--- Fragmento del documento ---

──────────────────────────────

Me resistía a creerlo, ¿eh? Que me daba mucha rabia
pensar que tenía que renunciar a llevar la razón y cambiar de actitud respecto
a cosas básicas como la justicia. Por ejemplo: si me habían ofendido, el
ofensor debía pagar con la horca; si me habían criticado, el criticón debía ser
conocido públicamente por sus miserias; si me habían rechazado, el rechazador
debía conocer la vejación más absoluta, la infelicidad más negra y el rechazo
más firme por parte del mundo entero (y a ser posible, que salga en los
periódicos para inri total).
La mala noticia es que resulta que no funciona así. Me
dio muchísima rabia descubrirlo, porque ¿quién renuncia voluntariamente y por
gusto a ver crucificados a tu ex amiga, tu jefe o a Rajoy-Rubalcaba-Arturmás?

──────────────────────────────

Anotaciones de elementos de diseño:
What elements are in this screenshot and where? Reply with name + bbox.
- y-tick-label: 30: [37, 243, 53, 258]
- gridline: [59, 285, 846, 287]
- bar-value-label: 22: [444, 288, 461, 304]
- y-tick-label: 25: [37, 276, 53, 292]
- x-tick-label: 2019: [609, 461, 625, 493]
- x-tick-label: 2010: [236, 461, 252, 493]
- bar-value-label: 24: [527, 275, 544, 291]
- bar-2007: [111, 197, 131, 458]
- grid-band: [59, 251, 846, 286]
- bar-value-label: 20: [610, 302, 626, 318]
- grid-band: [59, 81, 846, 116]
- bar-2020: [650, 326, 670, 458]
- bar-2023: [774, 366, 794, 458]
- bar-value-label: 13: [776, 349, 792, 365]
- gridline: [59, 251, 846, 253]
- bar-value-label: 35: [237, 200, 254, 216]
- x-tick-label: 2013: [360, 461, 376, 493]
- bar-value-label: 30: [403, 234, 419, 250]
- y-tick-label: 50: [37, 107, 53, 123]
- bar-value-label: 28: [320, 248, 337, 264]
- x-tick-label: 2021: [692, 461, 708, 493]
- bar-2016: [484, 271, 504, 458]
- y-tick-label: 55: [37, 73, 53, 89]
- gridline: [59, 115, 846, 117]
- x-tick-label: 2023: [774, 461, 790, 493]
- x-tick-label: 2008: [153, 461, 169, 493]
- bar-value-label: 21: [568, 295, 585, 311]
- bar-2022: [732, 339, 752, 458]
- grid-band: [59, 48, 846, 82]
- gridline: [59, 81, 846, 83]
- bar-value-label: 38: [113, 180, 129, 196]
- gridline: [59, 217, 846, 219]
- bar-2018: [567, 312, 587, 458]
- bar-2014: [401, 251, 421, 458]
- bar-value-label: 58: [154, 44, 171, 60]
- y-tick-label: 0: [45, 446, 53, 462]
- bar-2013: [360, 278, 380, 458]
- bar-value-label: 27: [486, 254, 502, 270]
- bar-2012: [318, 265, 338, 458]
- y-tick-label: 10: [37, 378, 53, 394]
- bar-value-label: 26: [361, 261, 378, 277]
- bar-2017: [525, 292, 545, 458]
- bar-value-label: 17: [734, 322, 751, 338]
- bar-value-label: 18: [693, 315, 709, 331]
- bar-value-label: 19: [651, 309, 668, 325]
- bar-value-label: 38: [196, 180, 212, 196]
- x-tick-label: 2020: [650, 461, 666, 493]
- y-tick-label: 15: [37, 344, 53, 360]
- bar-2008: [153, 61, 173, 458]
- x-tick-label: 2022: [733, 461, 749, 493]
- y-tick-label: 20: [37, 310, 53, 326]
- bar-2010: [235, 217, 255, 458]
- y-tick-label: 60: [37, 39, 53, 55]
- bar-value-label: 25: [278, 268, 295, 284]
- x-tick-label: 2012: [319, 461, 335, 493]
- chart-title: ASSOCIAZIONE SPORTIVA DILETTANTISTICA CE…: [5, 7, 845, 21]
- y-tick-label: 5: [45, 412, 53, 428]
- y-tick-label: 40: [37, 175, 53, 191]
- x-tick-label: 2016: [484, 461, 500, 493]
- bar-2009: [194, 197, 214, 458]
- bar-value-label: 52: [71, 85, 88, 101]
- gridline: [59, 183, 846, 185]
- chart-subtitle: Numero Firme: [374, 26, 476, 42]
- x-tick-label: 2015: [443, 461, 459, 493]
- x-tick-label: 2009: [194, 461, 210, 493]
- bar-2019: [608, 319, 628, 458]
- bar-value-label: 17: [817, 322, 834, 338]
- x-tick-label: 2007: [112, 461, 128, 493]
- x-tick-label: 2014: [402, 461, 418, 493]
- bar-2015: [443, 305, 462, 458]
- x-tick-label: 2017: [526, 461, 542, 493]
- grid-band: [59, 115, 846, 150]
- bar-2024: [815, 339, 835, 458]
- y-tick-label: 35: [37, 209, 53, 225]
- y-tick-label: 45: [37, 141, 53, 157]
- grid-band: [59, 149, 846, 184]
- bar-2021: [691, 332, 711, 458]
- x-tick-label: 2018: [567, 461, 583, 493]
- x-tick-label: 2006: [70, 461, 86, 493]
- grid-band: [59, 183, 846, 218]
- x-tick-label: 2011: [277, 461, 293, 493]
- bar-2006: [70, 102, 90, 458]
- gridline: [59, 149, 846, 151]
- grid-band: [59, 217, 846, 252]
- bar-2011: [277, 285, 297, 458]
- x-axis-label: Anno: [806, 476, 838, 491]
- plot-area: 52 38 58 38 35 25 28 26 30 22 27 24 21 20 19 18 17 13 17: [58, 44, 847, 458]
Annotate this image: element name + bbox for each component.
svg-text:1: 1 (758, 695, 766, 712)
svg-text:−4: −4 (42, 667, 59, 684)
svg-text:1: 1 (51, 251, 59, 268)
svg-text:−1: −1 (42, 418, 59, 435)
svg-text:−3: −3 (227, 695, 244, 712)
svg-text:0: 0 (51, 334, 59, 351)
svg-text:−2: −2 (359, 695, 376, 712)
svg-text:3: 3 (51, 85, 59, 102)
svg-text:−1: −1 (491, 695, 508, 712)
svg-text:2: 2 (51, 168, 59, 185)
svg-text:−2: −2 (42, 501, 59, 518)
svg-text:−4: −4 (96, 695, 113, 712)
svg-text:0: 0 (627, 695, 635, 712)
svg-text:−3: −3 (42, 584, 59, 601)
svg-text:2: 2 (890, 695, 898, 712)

──────────────────────────────

--- Tarea asignada ---
Extrae del fragmento, por favor, todo lo que va desde "Me resistía a" hasta "o a Rajoy-Rubalcaba-Arturmás?", sin cambiar nada. Los datos no guardan relación alguna con esto.

--- En respuesta ---
Me resistía a creerlo, ¿eh? Que me daba mucha rabia
pensar que tenía que renunciar a llevar la razón y cambiar de actitud respecto
a cosas básicas como la justicia. Por ejemplo: si me habían ofendido, el
ofensor debía pagar con la horca; si me habían criticado, el criticón debía ser
conocido públicamente por sus miserias; si me habían rechazado, el rechazador
debía conocer la vejación más absoluta, la infelicidad más negra y el rechazo
más firme por parte del mundo entero (y a ser posible, que salga en los
periódicos para inri total).
La mala noticia es que resulta que no funciona así. Me
dio muchísima rabia descubrirlo, porque ¿quién renuncia voluntariamente y por
gusto a ver crucificados a tu ex amiga, tu jefe o a Rajoy-Rubalcaba-Arturmás?